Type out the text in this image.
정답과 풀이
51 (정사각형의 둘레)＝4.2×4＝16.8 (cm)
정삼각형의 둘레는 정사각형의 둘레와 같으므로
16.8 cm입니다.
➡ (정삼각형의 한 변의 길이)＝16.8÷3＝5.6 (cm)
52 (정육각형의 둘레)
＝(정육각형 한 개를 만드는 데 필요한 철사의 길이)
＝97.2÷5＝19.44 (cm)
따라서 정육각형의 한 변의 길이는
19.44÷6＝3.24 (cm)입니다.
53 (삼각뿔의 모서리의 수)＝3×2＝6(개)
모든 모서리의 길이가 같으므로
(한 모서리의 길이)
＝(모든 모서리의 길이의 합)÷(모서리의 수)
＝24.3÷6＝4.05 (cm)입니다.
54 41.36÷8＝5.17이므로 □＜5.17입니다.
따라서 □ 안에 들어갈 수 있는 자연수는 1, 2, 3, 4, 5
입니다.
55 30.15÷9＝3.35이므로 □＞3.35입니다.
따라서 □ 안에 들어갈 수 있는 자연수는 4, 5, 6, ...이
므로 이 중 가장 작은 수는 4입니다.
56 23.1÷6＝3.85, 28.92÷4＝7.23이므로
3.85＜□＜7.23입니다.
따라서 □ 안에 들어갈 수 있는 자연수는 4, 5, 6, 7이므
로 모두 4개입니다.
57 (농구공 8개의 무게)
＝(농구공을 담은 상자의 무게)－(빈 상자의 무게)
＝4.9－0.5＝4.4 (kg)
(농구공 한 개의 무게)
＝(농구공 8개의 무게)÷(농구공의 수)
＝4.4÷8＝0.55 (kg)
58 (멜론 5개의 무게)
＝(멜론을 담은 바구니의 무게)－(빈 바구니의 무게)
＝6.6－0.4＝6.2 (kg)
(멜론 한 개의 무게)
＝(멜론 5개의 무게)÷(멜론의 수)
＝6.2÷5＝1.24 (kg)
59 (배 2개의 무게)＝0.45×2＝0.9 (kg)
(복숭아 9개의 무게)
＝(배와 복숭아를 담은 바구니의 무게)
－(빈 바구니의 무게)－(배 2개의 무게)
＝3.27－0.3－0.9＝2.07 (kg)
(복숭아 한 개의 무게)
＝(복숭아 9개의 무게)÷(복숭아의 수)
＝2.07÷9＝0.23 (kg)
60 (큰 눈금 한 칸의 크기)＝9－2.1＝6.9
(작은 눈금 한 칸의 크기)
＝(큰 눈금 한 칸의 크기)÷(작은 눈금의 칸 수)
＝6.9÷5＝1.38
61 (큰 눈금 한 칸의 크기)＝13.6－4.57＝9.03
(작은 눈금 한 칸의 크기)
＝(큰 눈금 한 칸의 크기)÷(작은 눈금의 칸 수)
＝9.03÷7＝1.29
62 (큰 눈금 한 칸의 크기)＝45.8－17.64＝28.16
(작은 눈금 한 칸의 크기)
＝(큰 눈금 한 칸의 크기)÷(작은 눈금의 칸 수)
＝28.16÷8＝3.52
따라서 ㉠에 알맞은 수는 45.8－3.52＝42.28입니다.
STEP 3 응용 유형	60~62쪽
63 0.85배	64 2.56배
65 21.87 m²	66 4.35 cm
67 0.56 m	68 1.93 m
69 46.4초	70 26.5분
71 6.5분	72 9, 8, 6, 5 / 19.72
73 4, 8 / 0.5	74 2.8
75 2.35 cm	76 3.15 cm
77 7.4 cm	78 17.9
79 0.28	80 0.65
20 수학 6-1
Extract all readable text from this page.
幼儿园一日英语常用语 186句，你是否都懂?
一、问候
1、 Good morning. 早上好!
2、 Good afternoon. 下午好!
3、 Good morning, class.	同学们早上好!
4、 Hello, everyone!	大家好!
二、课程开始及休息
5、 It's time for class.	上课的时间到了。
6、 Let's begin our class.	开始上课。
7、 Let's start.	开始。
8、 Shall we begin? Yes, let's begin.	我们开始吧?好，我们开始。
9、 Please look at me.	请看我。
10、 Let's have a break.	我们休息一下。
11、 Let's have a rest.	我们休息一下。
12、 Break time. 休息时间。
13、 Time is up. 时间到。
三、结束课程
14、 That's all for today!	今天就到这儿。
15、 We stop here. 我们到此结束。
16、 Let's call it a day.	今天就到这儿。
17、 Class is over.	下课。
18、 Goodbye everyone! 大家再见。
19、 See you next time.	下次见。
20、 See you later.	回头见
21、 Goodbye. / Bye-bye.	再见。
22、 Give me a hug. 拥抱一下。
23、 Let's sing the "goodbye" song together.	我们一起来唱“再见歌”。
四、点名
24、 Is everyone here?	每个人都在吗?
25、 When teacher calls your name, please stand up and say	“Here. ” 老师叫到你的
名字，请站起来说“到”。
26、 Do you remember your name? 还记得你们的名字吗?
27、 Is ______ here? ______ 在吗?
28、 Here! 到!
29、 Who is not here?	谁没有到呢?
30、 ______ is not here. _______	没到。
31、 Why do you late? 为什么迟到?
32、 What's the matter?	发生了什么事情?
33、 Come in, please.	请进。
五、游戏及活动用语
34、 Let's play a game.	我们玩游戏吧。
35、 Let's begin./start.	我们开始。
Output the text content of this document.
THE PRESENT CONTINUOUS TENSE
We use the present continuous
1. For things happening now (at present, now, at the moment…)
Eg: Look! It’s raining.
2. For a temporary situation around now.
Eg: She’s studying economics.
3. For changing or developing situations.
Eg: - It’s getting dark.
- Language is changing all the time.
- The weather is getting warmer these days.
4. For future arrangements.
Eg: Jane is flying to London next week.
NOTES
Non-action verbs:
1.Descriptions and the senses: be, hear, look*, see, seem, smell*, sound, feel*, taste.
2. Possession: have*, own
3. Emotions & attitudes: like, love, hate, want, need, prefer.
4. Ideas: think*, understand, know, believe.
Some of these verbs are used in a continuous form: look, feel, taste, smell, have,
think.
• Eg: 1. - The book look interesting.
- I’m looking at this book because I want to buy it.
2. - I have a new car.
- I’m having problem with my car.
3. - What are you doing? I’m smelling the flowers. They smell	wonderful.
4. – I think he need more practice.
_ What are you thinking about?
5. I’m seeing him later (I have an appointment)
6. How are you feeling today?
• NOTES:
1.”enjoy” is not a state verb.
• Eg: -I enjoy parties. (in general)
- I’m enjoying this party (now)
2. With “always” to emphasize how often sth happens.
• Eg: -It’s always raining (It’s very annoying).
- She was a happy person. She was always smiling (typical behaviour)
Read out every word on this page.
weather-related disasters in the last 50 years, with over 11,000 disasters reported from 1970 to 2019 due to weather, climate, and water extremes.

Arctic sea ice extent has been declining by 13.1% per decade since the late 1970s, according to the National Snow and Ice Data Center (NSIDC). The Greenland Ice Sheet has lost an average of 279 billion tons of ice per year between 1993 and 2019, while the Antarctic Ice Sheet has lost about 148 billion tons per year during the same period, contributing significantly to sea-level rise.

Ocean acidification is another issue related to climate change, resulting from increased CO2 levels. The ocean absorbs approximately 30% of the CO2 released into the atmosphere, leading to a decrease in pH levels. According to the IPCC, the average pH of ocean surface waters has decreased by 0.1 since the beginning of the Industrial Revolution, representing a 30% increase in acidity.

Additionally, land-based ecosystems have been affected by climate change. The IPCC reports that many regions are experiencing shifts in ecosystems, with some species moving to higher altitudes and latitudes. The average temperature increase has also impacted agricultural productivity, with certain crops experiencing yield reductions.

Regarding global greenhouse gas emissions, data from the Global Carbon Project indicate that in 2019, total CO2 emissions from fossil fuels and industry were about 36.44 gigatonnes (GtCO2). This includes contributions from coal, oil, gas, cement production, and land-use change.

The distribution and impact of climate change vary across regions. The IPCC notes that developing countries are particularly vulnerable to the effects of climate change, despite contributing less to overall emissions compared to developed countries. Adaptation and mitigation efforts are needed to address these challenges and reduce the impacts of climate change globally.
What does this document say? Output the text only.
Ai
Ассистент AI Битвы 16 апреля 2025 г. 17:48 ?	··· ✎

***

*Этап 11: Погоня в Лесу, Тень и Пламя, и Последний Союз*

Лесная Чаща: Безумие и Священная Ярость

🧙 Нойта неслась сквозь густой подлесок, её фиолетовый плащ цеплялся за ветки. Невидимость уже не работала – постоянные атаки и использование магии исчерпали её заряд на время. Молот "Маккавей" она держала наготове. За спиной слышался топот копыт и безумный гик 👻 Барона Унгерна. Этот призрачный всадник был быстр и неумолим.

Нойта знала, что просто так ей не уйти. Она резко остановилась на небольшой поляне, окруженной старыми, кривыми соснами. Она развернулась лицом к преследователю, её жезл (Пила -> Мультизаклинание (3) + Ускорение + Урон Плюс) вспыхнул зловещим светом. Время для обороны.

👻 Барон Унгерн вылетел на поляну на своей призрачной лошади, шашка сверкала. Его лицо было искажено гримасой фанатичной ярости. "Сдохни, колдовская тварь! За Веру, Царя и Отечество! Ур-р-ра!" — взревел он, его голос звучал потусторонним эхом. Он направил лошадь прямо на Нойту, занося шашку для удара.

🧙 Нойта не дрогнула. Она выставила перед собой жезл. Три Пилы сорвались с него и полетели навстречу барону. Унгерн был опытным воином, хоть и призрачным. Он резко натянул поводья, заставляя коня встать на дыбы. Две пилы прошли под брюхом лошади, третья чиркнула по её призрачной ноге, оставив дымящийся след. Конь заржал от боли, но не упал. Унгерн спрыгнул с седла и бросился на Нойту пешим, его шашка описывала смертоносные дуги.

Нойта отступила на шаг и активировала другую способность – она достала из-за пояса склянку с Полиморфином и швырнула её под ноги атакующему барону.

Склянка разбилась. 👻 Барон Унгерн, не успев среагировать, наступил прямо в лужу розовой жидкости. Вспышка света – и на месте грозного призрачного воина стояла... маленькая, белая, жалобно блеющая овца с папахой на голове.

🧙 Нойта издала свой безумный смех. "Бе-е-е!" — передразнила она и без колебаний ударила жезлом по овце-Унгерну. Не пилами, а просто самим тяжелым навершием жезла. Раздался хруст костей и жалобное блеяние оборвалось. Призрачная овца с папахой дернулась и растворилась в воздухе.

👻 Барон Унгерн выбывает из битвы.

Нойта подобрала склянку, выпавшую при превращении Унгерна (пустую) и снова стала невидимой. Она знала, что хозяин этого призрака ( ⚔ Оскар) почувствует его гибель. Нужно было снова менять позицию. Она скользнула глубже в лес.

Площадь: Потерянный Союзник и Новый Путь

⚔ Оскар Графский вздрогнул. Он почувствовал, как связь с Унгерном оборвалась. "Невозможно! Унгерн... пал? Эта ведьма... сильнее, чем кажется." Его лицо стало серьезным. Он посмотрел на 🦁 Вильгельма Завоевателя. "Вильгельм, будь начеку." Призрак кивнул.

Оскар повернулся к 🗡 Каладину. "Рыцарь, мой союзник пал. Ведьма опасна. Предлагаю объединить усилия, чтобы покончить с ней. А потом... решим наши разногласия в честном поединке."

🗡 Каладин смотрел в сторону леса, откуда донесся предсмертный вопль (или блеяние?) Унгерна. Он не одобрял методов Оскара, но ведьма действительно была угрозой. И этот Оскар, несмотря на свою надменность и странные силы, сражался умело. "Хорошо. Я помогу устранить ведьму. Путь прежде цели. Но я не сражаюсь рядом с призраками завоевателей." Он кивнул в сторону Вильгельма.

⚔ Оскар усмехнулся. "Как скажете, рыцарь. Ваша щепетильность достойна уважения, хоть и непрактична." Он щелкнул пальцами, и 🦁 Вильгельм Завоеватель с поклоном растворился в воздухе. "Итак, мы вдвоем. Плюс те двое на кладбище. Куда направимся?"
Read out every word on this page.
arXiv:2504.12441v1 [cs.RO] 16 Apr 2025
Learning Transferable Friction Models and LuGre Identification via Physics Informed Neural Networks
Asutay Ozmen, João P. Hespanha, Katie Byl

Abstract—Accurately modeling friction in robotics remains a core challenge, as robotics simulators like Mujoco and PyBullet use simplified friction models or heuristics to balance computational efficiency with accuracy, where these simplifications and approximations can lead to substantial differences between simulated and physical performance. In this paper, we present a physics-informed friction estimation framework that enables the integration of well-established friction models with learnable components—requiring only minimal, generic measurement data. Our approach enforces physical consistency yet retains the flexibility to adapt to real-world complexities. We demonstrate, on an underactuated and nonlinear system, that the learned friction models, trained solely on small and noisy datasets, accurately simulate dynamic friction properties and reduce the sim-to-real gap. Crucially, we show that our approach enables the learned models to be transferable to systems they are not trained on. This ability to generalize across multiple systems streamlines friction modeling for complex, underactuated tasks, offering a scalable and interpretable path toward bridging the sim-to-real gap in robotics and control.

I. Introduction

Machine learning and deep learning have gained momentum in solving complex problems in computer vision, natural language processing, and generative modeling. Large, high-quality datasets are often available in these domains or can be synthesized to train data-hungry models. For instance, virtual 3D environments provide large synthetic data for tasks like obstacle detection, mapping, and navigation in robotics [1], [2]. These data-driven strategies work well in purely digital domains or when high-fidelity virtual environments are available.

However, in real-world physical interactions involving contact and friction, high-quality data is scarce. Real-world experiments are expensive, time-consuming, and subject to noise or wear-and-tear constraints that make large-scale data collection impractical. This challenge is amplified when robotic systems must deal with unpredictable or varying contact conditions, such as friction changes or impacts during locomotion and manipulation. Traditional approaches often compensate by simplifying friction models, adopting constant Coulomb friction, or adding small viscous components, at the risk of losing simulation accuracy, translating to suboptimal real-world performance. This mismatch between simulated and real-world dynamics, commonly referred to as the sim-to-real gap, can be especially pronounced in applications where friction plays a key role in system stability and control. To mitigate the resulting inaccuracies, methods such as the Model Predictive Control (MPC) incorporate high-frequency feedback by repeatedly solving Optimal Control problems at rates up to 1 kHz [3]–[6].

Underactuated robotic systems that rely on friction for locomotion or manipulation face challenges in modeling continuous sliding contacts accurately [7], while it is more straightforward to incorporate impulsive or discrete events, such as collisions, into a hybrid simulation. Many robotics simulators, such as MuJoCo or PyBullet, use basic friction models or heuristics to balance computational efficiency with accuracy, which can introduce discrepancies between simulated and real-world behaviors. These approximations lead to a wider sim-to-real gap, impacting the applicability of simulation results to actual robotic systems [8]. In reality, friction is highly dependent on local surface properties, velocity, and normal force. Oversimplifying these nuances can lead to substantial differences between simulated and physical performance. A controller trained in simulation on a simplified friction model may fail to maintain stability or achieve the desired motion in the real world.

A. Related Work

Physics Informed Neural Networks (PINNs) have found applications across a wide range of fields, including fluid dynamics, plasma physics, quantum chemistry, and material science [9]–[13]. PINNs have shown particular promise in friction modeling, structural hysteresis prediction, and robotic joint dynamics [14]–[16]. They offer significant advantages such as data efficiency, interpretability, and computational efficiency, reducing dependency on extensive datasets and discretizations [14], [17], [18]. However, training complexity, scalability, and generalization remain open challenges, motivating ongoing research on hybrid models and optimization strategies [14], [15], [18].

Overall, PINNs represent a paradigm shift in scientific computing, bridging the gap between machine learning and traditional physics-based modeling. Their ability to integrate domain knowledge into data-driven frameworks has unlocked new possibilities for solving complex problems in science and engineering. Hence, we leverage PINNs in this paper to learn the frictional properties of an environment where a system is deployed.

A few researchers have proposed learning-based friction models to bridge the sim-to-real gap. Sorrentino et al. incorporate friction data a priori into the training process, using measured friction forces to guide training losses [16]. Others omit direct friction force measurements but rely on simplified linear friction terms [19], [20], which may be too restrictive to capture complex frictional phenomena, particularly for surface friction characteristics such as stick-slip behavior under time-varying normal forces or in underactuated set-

──────

**EXERCISE:** Look above for every line with the word "from" and copy it.

**RESULT OF THE EXERCISE:**
Extract all readable text from this page.
weather-related disasters in the last 50 years, with over 11,000 disasters reported from 1970 to 2019 due to weather, climate, and water extremes.
Ocean acidification is another issue related to climate change, resulting from increased CO2 levels. The ocean absorbs approximately 30% of the CO2 released into the atmosphere, leading to a decrease in pH levels. According to the IPCC, the average pH of ocean surface waters has decreased by 0.1 since the beginning of the Industrial Revolution, representing a 30% increase in acidity.
Regarding global greenhouse gas emissions, data from the Global Carbon Project indicate that in 2019, total CO2 emissions from fossil fuels and industry were about 36.44 gigatonnes (GtCO2). This includes contributions from coal, oil, gas, cement production, and land-use change.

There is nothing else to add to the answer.